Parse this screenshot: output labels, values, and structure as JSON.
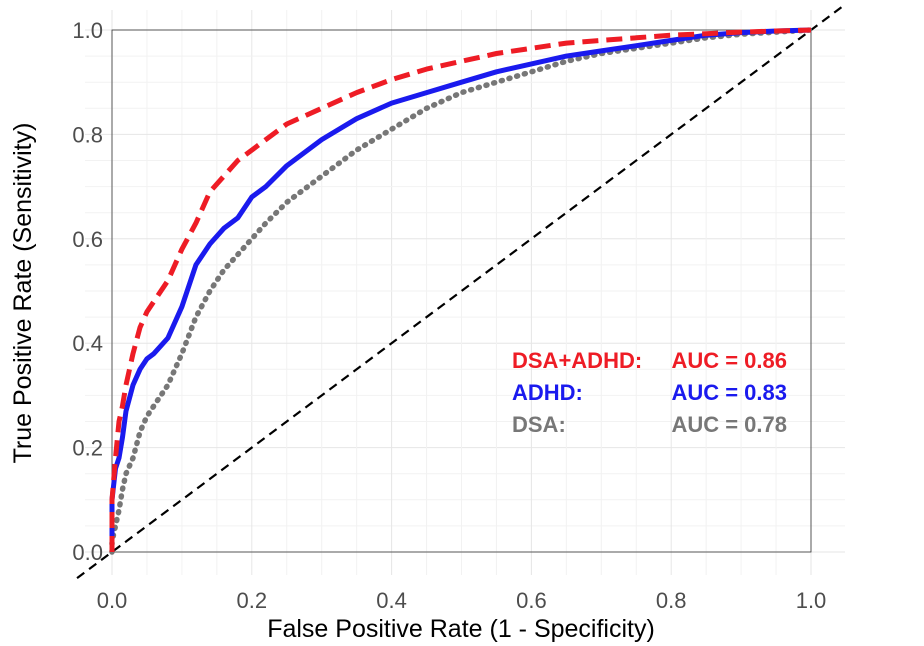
{
  "chart_data": {
    "type": "line",
    "xlabel": "False Positive Rate (1 - Specificity)",
    "ylabel": "True Positive Rate (Sensitivity)",
    "xlim": [
      0,
      1
    ],
    "ylim": [
      0,
      1
    ],
    "x_ticks": [
      "0.0",
      "0.2",
      "0.4",
      "0.6",
      "0.8",
      "1.0"
    ],
    "y_ticks": [
      "0.0",
      "0.2",
      "0.4",
      "0.6",
      "0.8",
      "1.0"
    ],
    "grid": true,
    "legend_position": "bottom-right (inside plot)",
    "reference_line": {
      "style": "dashed",
      "color": "#000000",
      "x": [
        -0.05,
        1.05
      ],
      "y": [
        -0.05,
        1.05
      ]
    },
    "series": [
      {
        "name": "DSA+ADHD",
        "auc_label": "AUC = 0.86",
        "color": "#ee1c25",
        "line_style": "dashed",
        "x": [
          0,
          0,
          0.005,
          0.01,
          0.015,
          0.02,
          0.03,
          0.04,
          0.05,
          0.06,
          0.08,
          0.1,
          0.12,
          0.14,
          0.16,
          0.18,
          0.2,
          0.22,
          0.25,
          0.3,
          0.35,
          0.4,
          0.45,
          0.5,
          0.55,
          0.6,
          0.65,
          0.7,
          0.75,
          0.8,
          0.85,
          0.9,
          0.95,
          1.0
        ],
        "y": [
          0,
          0.1,
          0.18,
          0.25,
          0.28,
          0.32,
          0.38,
          0.43,
          0.46,
          0.48,
          0.52,
          0.58,
          0.63,
          0.69,
          0.72,
          0.75,
          0.77,
          0.79,
          0.82,
          0.85,
          0.88,
          0.905,
          0.925,
          0.94,
          0.955,
          0.965,
          0.975,
          0.98,
          0.985,
          0.99,
          0.993,
          0.996,
          0.998,
          1.0
        ]
      },
      {
        "name": "ADHD",
        "auc_label": "AUC = 0.83",
        "color": "#1a1aee",
        "line_style": "solid",
        "x": [
          0,
          0,
          0.005,
          0.01,
          0.015,
          0.02,
          0.03,
          0.04,
          0.05,
          0.06,
          0.08,
          0.1,
          0.12,
          0.14,
          0.16,
          0.18,
          0.2,
          0.22,
          0.25,
          0.3,
          0.35,
          0.4,
          0.45,
          0.5,
          0.55,
          0.6,
          0.65,
          0.7,
          0.75,
          0.8,
          0.85,
          0.9,
          0.95,
          1.0
        ],
        "y": [
          0,
          0.1,
          0.16,
          0.18,
          0.22,
          0.27,
          0.32,
          0.35,
          0.37,
          0.38,
          0.41,
          0.47,
          0.55,
          0.59,
          0.62,
          0.64,
          0.68,
          0.7,
          0.74,
          0.79,
          0.83,
          0.86,
          0.88,
          0.9,
          0.92,
          0.935,
          0.95,
          0.96,
          0.97,
          0.98,
          0.99,
          0.995,
          0.998,
          1.0
        ]
      },
      {
        "name": "DSA",
        "auc_label": "AUC = 0.78",
        "color": "#777777",
        "line_style": "dotted",
        "x": [
          0,
          0,
          0.005,
          0.01,
          0.015,
          0.02,
          0.03,
          0.04,
          0.05,
          0.06,
          0.08,
          0.1,
          0.12,
          0.14,
          0.16,
          0.18,
          0.2,
          0.22,
          0.25,
          0.3,
          0.35,
          0.4,
          0.45,
          0.5,
          0.55,
          0.6,
          0.65,
          0.7,
          0.75,
          0.8,
          0.85,
          0.9,
          0.95,
          1.0
        ],
        "y": [
          0,
          0.02,
          0.05,
          0.08,
          0.12,
          0.15,
          0.18,
          0.23,
          0.26,
          0.28,
          0.32,
          0.38,
          0.45,
          0.5,
          0.54,
          0.57,
          0.6,
          0.63,
          0.67,
          0.72,
          0.77,
          0.81,
          0.85,
          0.88,
          0.9,
          0.92,
          0.94,
          0.955,
          0.965,
          0.975,
          0.985,
          0.992,
          0.996,
          1.0
        ]
      }
    ]
  }
}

- What this task involves -
From the data, list each line in which the string "color" appears.

- Solution below -
      "color": "#000000",
        "color": "#ee1c25",
        "color": "#1a1aee",
        "color": "#777777",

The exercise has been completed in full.